— TASK DIRECTIONS —
Work out how many lines include "text" and answer with that number only.

— ENTRIES SUPPLIED —
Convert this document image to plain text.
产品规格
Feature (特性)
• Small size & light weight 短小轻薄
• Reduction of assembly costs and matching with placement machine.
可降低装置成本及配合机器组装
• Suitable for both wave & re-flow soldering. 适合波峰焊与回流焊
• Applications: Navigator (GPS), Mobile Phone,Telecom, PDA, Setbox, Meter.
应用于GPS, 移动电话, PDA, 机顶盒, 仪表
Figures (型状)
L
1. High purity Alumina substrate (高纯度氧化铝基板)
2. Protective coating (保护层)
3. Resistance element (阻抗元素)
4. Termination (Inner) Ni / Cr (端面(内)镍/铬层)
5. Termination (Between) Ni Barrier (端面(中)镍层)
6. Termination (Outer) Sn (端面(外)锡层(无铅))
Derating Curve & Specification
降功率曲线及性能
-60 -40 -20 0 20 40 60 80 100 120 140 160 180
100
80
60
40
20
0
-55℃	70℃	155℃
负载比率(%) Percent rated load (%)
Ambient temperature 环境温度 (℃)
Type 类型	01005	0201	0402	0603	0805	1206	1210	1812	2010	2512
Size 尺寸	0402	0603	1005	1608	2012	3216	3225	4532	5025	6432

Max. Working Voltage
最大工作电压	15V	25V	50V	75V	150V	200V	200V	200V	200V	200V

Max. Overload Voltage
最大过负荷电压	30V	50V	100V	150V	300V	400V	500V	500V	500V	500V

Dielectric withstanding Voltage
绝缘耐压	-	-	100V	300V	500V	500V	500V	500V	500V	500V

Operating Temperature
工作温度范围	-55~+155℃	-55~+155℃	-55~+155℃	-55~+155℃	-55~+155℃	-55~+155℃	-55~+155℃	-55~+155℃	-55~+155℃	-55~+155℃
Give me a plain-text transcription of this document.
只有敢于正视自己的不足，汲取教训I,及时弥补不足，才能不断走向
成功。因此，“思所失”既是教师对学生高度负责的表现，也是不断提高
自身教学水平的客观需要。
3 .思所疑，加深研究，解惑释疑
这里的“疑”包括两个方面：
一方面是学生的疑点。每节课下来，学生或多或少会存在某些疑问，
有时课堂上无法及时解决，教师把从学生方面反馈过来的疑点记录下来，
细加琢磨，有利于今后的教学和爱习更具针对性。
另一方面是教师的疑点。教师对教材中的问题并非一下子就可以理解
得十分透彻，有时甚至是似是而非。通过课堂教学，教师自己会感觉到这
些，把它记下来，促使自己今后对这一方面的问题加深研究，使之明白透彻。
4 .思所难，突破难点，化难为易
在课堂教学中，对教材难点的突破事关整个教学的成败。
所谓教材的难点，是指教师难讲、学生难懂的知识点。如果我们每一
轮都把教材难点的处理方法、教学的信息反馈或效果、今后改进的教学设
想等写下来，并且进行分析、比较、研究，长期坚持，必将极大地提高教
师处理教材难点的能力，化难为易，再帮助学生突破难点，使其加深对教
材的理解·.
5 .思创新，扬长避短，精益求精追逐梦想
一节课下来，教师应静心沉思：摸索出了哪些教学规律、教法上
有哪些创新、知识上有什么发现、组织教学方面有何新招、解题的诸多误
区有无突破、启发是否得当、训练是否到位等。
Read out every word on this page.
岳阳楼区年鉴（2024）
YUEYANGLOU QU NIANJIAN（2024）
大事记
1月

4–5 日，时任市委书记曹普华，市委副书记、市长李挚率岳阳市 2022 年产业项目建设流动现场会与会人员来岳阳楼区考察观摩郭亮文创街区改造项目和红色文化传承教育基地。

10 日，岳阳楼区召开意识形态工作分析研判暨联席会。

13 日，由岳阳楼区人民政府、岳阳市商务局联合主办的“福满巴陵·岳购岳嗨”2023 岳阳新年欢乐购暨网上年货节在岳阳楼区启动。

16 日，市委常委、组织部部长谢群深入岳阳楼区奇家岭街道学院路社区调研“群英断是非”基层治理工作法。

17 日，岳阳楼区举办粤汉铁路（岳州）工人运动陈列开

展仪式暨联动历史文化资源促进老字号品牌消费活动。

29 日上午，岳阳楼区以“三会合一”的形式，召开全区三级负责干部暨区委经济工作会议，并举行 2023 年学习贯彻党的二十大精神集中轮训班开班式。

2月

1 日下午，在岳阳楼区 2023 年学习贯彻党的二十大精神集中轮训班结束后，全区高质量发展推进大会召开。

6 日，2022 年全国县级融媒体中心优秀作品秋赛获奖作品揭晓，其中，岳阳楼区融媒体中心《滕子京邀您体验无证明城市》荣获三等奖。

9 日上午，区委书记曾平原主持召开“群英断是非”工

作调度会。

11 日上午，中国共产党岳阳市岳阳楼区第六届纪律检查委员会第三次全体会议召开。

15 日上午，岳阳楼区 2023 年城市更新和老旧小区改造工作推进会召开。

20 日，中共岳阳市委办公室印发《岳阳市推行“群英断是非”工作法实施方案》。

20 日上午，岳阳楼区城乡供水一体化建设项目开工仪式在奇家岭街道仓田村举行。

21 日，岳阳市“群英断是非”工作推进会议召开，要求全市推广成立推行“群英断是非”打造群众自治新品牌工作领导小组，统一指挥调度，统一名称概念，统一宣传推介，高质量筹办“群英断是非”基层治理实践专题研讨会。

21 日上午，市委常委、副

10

— FINISHED ANSWER —
2